**Problem requirements:**
Across all the lines below, how many contain the string "années"? Please reply with the number only.
# START OF Data provided
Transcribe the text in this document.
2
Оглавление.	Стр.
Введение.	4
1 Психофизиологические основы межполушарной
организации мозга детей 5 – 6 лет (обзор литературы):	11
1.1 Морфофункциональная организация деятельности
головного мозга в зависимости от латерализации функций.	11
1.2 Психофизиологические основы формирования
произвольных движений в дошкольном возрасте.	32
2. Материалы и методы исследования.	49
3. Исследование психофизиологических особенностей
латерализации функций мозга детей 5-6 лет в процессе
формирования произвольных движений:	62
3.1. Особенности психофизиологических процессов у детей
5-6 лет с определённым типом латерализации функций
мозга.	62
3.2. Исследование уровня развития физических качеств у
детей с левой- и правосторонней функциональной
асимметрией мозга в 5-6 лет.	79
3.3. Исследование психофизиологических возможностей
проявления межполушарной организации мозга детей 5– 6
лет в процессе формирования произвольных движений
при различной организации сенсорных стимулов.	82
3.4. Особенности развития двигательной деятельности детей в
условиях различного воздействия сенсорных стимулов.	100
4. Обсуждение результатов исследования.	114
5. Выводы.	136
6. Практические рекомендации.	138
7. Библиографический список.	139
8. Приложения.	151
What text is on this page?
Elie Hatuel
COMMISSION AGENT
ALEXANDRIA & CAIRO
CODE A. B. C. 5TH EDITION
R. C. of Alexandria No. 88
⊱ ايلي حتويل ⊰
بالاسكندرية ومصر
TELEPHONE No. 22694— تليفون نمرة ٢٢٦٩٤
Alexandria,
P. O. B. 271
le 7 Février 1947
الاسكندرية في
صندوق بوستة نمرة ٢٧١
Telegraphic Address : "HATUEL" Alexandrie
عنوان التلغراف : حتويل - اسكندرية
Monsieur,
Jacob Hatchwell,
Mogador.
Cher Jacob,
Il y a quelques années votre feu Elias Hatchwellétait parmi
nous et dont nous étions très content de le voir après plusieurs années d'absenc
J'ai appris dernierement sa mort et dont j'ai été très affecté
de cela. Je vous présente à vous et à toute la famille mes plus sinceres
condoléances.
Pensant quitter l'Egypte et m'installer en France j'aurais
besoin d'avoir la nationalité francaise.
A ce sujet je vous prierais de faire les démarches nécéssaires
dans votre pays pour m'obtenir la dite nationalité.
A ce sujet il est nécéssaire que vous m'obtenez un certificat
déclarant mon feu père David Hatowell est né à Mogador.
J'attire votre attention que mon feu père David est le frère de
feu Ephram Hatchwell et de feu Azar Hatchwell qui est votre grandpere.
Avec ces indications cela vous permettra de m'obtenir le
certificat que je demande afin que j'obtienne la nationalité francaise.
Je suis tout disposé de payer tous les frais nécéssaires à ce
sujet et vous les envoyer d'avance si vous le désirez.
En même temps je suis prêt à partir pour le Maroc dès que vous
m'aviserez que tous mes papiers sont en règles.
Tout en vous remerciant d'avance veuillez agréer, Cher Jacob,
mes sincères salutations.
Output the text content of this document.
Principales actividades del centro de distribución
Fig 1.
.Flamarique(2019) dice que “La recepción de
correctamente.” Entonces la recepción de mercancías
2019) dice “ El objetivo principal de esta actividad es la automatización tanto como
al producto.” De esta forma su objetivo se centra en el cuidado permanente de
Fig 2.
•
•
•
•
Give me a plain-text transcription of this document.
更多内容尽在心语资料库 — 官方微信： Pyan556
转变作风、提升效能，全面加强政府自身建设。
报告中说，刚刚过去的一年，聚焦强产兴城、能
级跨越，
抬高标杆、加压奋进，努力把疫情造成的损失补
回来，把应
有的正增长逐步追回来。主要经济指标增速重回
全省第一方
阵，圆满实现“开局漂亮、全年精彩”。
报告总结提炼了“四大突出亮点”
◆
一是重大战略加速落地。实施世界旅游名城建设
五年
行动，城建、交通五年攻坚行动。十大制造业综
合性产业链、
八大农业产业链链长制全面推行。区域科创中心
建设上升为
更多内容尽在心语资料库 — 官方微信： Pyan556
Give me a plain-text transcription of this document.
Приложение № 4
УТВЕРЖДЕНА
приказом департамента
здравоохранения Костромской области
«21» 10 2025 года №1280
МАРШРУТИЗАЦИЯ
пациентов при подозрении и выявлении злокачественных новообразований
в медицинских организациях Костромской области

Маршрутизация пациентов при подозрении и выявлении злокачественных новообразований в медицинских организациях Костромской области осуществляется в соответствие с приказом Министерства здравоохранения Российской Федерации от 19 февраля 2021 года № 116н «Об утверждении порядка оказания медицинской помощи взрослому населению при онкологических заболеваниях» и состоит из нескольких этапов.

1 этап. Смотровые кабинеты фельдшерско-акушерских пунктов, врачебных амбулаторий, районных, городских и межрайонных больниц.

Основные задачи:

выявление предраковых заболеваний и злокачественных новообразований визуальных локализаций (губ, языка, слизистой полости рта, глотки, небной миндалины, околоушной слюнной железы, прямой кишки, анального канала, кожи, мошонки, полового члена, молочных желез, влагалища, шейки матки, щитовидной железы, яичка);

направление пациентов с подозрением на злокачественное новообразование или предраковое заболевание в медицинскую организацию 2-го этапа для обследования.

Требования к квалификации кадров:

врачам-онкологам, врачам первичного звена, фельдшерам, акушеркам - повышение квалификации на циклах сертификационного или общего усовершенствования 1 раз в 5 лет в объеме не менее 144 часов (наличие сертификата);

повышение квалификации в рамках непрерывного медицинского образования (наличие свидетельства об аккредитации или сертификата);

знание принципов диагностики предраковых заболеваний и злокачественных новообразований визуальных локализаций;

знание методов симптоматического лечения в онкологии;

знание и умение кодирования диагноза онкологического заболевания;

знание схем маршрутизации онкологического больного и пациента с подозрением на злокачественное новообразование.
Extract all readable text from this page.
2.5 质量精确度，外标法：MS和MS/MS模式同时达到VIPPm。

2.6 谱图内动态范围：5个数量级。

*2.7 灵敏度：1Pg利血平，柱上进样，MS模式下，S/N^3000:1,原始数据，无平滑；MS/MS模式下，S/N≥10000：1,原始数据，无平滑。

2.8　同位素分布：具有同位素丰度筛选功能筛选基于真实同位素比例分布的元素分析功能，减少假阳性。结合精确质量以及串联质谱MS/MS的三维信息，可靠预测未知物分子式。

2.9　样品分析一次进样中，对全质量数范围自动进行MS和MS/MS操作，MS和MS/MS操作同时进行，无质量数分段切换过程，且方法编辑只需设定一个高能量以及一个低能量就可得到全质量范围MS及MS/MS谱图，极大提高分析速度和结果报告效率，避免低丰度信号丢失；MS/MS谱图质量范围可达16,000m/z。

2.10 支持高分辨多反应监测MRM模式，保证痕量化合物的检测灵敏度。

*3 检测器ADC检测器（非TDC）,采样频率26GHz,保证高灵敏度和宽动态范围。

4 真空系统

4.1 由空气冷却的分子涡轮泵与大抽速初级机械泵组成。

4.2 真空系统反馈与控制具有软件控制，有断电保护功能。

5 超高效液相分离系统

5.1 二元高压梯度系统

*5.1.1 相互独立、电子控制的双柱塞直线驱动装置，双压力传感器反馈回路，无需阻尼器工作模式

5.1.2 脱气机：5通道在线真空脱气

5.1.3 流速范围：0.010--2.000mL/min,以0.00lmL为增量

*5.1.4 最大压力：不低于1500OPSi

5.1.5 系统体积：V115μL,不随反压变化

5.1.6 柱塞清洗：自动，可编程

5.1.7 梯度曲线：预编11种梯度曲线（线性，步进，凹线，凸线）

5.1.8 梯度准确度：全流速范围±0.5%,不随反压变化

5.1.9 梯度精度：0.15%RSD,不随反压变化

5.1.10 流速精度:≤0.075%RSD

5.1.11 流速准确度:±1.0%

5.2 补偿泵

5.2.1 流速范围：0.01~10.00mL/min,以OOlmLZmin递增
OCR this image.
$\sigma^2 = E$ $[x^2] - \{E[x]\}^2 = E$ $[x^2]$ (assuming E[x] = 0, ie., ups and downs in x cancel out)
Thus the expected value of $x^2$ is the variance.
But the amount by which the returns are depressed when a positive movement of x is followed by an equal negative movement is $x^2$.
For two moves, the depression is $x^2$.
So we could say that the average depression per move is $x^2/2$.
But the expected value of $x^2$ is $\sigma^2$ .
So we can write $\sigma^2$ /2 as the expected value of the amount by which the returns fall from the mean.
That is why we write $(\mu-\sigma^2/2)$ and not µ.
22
# END OF Data provided
**In response:**
2